- [Goal]: Pull out every line of the listing below where "Relevancy" appears.

(Source data)
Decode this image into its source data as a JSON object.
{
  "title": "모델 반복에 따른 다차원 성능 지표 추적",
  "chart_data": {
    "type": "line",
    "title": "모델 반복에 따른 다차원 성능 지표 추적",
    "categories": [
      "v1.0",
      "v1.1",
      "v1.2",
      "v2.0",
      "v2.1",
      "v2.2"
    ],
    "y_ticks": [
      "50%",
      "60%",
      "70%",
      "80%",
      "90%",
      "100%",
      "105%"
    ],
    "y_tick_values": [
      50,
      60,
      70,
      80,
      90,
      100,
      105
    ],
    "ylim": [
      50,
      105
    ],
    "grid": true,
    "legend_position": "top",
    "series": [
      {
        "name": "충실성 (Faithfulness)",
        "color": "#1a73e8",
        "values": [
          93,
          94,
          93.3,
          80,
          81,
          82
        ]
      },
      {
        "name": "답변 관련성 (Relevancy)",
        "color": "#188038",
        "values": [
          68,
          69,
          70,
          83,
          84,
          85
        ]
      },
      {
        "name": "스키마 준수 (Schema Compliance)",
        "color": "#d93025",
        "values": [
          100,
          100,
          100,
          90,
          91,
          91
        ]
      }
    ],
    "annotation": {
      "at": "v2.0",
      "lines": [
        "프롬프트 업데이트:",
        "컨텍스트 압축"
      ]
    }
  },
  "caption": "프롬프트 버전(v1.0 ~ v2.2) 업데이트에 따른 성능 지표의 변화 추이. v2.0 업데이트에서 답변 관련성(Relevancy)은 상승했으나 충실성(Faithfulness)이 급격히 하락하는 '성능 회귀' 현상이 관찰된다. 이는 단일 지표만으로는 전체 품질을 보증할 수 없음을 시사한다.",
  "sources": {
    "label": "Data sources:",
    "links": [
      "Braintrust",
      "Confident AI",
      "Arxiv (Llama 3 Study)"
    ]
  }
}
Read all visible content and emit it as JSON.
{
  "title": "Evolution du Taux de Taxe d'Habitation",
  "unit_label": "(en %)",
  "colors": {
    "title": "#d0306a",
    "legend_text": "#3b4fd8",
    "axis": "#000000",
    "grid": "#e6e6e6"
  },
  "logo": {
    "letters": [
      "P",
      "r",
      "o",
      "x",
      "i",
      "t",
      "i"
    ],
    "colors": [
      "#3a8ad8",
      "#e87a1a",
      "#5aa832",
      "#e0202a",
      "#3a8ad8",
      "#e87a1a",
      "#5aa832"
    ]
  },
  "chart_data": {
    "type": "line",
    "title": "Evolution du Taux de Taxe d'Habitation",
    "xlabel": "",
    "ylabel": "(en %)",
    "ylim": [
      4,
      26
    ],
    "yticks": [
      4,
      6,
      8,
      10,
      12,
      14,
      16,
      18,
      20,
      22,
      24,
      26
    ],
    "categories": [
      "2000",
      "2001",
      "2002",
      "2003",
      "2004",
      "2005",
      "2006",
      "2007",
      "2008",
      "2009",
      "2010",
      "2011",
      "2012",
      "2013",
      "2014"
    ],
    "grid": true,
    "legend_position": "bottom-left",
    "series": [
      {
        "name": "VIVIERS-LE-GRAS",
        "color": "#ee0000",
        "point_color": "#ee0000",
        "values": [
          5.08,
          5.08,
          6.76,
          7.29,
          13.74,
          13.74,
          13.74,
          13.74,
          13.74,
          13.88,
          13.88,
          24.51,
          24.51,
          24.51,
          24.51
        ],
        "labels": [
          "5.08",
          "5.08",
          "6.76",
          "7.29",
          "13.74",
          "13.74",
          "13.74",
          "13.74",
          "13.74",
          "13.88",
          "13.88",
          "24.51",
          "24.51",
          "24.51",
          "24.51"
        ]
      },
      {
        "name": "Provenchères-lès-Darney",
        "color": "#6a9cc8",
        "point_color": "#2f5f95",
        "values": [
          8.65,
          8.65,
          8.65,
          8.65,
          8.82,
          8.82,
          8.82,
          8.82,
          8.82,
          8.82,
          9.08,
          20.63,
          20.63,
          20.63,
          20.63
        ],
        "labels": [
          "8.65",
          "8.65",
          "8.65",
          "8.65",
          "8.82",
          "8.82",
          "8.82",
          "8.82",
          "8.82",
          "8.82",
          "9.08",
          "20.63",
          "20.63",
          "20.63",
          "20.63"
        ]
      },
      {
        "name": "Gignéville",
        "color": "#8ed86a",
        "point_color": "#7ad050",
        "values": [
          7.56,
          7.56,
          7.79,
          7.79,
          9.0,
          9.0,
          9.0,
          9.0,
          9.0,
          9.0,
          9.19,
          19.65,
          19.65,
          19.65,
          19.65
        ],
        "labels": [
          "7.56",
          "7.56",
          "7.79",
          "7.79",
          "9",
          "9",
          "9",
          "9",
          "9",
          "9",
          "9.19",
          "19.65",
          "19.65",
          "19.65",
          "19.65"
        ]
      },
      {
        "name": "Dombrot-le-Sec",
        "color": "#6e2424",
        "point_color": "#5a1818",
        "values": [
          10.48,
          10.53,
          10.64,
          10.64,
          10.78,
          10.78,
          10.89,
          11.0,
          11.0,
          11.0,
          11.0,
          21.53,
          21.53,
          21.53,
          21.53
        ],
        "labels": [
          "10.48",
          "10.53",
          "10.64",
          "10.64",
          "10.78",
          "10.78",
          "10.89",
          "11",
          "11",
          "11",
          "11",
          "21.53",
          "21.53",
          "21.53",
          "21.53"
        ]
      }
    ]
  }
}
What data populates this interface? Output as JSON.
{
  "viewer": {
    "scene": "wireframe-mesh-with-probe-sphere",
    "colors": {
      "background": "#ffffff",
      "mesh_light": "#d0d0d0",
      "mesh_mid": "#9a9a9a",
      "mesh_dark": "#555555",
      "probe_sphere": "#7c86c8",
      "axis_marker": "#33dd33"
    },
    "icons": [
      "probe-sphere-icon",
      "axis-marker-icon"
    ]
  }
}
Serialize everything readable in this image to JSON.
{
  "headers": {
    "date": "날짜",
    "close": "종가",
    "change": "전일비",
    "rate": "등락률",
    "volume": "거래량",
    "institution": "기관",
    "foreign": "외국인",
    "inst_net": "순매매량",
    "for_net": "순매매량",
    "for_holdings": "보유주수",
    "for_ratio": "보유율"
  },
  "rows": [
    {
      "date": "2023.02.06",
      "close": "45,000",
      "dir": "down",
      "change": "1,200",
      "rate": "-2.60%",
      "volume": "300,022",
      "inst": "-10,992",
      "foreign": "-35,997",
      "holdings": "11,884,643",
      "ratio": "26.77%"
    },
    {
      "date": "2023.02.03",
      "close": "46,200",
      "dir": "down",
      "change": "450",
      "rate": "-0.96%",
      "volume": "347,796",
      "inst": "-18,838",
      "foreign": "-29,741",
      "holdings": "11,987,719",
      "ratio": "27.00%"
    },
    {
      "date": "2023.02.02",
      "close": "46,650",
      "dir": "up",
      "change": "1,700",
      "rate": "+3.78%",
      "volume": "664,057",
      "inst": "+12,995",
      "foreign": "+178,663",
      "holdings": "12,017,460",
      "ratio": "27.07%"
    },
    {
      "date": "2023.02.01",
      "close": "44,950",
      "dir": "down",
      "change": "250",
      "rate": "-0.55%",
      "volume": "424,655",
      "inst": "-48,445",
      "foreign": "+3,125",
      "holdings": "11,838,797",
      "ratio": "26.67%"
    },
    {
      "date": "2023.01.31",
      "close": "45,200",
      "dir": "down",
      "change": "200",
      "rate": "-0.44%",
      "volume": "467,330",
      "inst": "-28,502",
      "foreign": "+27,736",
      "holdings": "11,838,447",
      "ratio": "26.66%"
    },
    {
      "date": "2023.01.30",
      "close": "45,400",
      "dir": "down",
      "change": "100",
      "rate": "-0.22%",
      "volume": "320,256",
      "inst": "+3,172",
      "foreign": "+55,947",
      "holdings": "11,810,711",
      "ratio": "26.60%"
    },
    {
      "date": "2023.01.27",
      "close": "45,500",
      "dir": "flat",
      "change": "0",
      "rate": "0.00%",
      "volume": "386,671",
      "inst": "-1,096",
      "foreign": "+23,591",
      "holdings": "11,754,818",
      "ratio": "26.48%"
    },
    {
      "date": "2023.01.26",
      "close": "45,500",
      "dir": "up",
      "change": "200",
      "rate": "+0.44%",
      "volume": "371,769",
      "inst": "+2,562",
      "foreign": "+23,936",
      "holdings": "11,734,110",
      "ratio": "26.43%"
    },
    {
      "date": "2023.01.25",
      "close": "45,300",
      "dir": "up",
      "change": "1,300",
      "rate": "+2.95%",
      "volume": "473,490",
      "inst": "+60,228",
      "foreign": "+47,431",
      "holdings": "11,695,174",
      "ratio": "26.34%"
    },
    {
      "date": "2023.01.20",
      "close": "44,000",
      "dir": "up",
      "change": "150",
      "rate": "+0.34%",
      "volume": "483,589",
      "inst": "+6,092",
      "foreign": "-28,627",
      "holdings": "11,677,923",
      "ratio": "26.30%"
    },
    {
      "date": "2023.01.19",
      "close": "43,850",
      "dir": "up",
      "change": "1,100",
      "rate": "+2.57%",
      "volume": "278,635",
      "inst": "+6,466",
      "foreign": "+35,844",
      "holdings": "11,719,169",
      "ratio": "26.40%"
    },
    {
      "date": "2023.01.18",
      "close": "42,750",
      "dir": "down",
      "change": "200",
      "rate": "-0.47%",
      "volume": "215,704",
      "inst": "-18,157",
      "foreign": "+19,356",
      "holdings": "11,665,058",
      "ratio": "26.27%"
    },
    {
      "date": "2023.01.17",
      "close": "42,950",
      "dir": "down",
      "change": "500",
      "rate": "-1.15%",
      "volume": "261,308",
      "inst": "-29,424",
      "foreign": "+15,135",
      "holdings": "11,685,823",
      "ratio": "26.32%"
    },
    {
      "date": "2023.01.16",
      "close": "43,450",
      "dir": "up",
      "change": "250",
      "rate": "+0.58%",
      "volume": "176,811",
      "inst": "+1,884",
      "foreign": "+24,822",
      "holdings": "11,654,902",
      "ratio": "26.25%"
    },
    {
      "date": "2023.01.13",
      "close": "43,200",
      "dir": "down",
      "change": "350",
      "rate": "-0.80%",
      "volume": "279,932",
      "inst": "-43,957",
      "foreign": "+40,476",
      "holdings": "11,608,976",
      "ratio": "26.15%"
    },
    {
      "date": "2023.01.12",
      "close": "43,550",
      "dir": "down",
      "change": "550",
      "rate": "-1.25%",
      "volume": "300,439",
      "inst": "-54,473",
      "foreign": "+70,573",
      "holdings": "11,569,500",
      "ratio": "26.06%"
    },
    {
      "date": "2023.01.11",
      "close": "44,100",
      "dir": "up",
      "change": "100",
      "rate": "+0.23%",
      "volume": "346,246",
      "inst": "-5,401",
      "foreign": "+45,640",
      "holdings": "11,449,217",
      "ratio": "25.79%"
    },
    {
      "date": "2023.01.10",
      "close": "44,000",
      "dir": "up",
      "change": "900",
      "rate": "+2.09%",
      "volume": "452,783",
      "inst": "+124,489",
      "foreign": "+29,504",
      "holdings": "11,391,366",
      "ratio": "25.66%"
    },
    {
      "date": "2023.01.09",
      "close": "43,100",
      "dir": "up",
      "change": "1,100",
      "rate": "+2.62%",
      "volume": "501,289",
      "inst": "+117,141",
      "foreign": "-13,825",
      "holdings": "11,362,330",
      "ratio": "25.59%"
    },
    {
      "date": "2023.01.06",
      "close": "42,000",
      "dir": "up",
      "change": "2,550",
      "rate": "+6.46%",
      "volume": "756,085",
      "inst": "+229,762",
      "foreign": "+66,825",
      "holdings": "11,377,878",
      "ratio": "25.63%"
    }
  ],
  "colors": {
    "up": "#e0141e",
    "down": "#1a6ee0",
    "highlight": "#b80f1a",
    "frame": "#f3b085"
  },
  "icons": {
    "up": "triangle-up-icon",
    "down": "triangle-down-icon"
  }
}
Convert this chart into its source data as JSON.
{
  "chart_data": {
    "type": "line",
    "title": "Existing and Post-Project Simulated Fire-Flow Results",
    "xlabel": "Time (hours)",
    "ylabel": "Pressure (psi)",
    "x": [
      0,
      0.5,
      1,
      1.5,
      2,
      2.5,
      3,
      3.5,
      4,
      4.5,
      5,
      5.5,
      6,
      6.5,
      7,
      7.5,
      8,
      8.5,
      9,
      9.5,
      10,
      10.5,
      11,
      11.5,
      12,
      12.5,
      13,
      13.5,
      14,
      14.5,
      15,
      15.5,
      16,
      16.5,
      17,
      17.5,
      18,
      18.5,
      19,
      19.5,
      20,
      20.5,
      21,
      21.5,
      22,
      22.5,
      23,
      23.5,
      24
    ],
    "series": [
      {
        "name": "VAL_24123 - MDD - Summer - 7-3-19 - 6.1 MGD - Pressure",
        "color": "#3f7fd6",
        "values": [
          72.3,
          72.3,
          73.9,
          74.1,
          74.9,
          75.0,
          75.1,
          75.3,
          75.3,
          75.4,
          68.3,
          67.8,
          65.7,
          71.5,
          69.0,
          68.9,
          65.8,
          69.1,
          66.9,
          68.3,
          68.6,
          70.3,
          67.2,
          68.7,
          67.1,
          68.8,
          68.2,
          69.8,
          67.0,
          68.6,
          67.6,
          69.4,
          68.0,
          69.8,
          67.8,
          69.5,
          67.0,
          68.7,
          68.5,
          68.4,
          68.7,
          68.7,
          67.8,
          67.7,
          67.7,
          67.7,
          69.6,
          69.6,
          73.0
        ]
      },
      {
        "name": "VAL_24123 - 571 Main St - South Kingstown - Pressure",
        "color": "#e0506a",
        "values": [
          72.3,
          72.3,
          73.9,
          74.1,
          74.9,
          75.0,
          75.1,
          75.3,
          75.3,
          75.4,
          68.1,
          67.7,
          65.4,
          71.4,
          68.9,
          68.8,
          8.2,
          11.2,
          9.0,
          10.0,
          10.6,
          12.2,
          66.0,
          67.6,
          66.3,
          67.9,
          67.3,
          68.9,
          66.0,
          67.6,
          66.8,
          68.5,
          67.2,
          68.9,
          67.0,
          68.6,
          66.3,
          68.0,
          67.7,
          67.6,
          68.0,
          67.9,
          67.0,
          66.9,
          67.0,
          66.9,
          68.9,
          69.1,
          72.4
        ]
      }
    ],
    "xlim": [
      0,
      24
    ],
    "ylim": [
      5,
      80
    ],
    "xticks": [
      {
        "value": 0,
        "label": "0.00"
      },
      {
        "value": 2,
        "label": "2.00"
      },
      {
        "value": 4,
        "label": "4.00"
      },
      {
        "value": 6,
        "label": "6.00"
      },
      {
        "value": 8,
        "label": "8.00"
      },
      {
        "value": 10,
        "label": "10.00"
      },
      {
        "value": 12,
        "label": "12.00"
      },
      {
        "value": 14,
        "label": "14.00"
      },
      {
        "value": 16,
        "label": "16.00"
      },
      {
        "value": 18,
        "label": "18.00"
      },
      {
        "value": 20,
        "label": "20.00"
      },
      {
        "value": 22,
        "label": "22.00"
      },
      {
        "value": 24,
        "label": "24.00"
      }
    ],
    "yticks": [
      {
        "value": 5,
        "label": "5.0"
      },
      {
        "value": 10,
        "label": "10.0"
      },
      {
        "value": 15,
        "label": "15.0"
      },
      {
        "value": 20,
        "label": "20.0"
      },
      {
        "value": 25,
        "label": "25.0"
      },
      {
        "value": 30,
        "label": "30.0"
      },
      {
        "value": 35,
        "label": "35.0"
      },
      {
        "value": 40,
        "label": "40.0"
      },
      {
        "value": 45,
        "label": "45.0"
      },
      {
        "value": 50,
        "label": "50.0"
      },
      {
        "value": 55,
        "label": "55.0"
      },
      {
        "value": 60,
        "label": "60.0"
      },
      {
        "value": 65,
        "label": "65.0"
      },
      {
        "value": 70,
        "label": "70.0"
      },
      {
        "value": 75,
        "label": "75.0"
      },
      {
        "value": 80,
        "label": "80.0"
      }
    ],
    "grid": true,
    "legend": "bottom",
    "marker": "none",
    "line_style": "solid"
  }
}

- [Reply to the task]:
        "name": "답변 관련성 (Relevancy)",
  "caption": "프롬프트 버전(v1.0 ~ v2.2) 업데이트에 따른 성능 지표의 변화 추이. v2.0 업데이트에서 답변 관련성(Relevancy)은 상승했으나 충실성(Faithfulness)이 급격히 하락하는 '성능 회귀' 현상이 관찰된다. 이는 단일 지표만으로는 전체 품질을 보증할 수 없음을 시사한다.",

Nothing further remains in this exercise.